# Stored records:
----

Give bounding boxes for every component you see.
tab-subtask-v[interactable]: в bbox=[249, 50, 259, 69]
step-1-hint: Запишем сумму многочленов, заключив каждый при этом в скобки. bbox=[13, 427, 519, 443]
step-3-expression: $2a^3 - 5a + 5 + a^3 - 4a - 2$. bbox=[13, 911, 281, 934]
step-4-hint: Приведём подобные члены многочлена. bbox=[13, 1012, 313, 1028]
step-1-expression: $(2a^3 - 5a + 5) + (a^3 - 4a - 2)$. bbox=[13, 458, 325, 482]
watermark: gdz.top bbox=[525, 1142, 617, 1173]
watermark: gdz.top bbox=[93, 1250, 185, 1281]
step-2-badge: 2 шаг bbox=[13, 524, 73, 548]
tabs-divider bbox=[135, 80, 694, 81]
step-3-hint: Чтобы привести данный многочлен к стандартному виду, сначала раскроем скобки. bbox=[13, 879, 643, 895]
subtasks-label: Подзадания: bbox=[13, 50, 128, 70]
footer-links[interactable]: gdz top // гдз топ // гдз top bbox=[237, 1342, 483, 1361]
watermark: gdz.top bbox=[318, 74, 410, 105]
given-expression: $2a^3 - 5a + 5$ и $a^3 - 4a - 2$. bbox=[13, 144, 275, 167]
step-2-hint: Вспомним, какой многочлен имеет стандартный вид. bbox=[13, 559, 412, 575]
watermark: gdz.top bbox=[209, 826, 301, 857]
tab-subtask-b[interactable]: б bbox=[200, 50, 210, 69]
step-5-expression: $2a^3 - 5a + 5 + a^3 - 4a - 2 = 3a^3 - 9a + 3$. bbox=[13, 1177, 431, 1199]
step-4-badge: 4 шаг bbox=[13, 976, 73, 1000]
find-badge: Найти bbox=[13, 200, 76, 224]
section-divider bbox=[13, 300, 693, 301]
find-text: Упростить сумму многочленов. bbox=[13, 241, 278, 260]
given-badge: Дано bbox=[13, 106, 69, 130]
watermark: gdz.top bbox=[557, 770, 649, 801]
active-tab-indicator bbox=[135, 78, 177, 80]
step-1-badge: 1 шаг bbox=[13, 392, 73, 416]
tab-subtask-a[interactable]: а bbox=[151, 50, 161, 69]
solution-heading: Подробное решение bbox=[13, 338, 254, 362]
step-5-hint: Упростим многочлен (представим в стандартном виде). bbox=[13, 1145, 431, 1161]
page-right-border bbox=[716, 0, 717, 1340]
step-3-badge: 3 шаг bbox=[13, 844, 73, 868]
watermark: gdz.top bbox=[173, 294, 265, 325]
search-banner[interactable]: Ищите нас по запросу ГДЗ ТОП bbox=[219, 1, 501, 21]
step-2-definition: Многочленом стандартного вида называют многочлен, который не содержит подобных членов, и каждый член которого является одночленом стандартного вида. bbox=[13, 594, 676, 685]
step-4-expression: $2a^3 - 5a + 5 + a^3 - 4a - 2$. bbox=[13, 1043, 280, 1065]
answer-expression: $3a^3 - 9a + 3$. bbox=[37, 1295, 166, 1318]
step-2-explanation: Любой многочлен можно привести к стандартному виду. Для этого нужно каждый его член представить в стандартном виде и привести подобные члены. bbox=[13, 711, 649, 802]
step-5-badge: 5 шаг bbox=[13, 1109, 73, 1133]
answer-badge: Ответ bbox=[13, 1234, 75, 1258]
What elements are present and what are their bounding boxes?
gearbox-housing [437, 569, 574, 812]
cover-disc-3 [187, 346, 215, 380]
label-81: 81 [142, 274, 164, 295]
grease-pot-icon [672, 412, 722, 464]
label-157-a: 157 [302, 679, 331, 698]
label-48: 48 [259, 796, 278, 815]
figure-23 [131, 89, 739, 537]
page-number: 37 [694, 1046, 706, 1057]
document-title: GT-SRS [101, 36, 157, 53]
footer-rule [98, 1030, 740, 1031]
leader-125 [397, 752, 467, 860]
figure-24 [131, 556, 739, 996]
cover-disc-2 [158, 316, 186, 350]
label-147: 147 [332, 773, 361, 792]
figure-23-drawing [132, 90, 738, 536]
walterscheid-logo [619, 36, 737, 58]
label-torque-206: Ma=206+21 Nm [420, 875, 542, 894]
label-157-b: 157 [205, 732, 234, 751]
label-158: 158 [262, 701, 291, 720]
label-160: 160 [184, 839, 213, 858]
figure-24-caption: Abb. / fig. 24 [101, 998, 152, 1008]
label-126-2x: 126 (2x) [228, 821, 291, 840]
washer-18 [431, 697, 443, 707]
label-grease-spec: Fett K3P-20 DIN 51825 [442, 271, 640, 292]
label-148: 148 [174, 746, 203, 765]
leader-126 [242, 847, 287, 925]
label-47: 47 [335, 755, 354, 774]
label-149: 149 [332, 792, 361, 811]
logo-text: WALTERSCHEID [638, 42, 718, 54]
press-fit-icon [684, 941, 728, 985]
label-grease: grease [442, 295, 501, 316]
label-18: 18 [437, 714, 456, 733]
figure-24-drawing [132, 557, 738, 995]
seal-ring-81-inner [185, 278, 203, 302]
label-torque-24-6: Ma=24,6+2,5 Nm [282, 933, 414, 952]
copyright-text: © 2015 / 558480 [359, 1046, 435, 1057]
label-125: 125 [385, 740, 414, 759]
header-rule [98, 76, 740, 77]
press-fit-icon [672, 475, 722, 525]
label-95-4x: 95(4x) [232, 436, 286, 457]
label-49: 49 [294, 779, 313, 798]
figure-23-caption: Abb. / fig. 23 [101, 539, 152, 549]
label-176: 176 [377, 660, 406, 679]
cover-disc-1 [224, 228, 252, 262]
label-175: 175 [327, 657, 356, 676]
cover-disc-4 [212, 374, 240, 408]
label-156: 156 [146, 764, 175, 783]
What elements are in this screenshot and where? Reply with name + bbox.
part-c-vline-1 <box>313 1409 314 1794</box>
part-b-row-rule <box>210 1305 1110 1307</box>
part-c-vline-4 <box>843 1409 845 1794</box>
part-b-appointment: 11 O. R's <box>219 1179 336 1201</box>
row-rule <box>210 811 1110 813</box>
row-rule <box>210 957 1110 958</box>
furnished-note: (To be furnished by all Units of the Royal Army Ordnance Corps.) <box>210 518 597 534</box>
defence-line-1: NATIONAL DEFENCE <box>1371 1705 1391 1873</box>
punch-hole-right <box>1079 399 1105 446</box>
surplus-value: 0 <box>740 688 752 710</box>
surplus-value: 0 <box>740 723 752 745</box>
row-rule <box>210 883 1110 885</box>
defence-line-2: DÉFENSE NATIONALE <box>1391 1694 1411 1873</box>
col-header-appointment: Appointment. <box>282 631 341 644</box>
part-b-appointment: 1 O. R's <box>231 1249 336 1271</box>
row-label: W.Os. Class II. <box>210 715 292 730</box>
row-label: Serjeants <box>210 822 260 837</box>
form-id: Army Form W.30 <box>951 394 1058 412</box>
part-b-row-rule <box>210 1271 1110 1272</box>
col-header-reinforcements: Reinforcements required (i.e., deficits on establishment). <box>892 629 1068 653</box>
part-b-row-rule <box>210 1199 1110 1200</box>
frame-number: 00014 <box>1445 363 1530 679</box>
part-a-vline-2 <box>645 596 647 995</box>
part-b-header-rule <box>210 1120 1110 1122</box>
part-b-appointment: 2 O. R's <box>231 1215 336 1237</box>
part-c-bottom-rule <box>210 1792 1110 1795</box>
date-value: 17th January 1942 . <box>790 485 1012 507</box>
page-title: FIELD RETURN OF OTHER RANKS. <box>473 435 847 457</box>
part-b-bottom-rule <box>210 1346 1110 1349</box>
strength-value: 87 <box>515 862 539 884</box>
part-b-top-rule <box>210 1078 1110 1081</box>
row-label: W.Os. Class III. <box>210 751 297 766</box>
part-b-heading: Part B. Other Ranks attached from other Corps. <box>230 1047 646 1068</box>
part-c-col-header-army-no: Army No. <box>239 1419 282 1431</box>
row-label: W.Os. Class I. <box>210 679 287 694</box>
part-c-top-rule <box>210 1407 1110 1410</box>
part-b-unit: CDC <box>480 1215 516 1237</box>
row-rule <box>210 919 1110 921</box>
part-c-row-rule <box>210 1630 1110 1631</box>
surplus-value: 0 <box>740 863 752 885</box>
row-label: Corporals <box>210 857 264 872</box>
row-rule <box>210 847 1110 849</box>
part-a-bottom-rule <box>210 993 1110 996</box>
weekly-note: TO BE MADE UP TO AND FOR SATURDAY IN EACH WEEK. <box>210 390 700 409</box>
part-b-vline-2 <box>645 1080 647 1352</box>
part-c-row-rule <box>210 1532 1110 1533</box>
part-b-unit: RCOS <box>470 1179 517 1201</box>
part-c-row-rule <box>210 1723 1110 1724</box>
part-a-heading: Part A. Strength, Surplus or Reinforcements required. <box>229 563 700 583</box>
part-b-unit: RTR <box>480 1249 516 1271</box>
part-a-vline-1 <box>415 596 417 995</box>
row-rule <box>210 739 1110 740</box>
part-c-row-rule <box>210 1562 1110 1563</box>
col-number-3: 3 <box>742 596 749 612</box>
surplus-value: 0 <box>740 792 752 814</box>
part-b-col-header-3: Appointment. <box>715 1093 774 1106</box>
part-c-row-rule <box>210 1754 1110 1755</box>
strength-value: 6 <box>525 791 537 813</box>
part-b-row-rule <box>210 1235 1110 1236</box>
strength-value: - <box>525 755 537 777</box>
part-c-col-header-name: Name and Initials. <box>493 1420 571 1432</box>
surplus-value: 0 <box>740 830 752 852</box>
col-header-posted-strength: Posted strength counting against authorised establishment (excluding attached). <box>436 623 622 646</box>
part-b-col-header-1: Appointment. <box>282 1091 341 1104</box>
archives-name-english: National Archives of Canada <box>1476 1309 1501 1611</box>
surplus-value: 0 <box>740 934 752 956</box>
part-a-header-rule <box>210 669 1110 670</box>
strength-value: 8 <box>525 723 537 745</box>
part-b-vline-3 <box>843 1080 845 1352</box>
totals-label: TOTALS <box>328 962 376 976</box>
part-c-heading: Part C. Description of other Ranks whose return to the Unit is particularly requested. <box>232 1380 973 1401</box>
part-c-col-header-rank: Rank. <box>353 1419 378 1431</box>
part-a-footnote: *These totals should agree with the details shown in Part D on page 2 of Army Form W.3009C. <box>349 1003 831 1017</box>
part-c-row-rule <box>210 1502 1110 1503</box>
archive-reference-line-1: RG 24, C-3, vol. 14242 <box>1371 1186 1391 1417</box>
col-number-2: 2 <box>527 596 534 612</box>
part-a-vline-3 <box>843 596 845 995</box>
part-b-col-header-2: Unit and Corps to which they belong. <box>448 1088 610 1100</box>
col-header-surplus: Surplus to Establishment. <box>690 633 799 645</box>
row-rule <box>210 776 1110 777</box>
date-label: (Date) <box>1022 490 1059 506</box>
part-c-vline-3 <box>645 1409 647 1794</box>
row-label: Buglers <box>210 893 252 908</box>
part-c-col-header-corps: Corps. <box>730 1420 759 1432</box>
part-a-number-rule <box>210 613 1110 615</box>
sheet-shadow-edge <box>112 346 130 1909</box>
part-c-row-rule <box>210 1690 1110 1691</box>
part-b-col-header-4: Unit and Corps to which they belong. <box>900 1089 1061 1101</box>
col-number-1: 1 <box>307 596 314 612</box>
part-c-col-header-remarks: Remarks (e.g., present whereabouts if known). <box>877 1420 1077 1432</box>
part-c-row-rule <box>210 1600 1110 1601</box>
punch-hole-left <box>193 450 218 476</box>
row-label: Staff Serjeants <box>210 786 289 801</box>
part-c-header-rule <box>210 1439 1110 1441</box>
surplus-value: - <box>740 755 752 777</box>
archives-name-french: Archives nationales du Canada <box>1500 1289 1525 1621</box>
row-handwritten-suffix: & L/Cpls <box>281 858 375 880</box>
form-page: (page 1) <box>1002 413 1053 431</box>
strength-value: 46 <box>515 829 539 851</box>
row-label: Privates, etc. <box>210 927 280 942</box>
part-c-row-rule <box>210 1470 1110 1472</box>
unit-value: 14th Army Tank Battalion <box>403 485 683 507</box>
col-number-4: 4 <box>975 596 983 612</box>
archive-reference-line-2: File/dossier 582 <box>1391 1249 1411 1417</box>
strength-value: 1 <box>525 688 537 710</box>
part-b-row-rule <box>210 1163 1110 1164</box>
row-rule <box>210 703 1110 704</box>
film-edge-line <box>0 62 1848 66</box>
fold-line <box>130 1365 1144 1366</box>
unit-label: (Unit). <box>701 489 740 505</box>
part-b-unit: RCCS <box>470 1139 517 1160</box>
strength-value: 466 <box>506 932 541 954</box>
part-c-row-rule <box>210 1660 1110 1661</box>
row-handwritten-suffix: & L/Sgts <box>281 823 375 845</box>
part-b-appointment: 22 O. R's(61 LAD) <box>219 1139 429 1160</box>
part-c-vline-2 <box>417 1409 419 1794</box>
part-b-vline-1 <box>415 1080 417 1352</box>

----

# Exercise:
Output as a numbered list, omitting blank lines, the lines from the start of the entries up to and including the line containing "watermark: gdz.top bbox=[557, 770, 649, 801]".

# Result:
1. Give bounding boxes for every component you see.
2. tab-subtask-v[interactable]: в bbox=[249, 50, 259, 69]
3. step-1-hint: Запишем сумму многочленов, заключив каждый при этом в скобки. bbox=[13, 427, 519, 443]
4. step-3-expression: $2a^3 - 5a + 5 + a^3 - 4a - 2$. bbox=[13, 911, 281, 934]
5. step-4-hint: Приведём подобные члены многочлена. bbox=[13, 1012, 313, 1028]
6. step-1-expression: $(2a^3 - 5a + 5) + (a^3 - 4a - 2)$. bbox=[13, 458, 325, 482]
7. watermark: gdz.top bbox=[525, 1142, 617, 1173]
8. watermark: gdz.top bbox=[93, 1250, 185, 1281]
9. step-2-badge: 2 шаг bbox=[13, 524, 73, 548]
10. tabs-divider bbox=[135, 80, 694, 81]
11. step-3-hint: Чтобы привести данный многочлен к стандартному виду, сначала раскроем скобки. bbox=[13, 879, 643, 895]
12. subtasks-label: Подзадания: bbox=[13, 50, 128, 70]
13. footer-links[interactable]: gdz top // гдз топ // гдз top bbox=[237, 1342, 483, 1361]
14. watermark: gdz.top bbox=[318, 74, 410, 105]
15. given-expression: $2a^3 - 5a + 5$ и $a^3 - 4a - 2$. bbox=[13, 144, 275, 167]
16. step-2-hint: Вспомним, какой многочлен имеет стандартный вид. bbox=[13, 559, 412, 575]
17. watermark: gdz.top bbox=[209, 826, 301, 857]
18. tab-subtask-b[interactable]: б bbox=[200, 50, 210, 69]
19. step-5-expression: $2a^3 - 5a + 5 + a^3 - 4a - 2 = 3a^3 - 9a + 3$. bbox=[13, 1177, 431, 1199]
20. step-4-badge: 4 шаг bbox=[13, 976, 73, 1000]
21. find-badge: Найти bbox=[13, 200, 76, 224]
22. section-divider bbox=[13, 300, 693, 301]
23. find-text: Упростить сумму многочленов. bbox=[13, 241, 278, 260]
24. given-badge: Дано bbox=[13, 106, 69, 130]
25. watermark: gdz.top bbox=[557, 770, 649, 801]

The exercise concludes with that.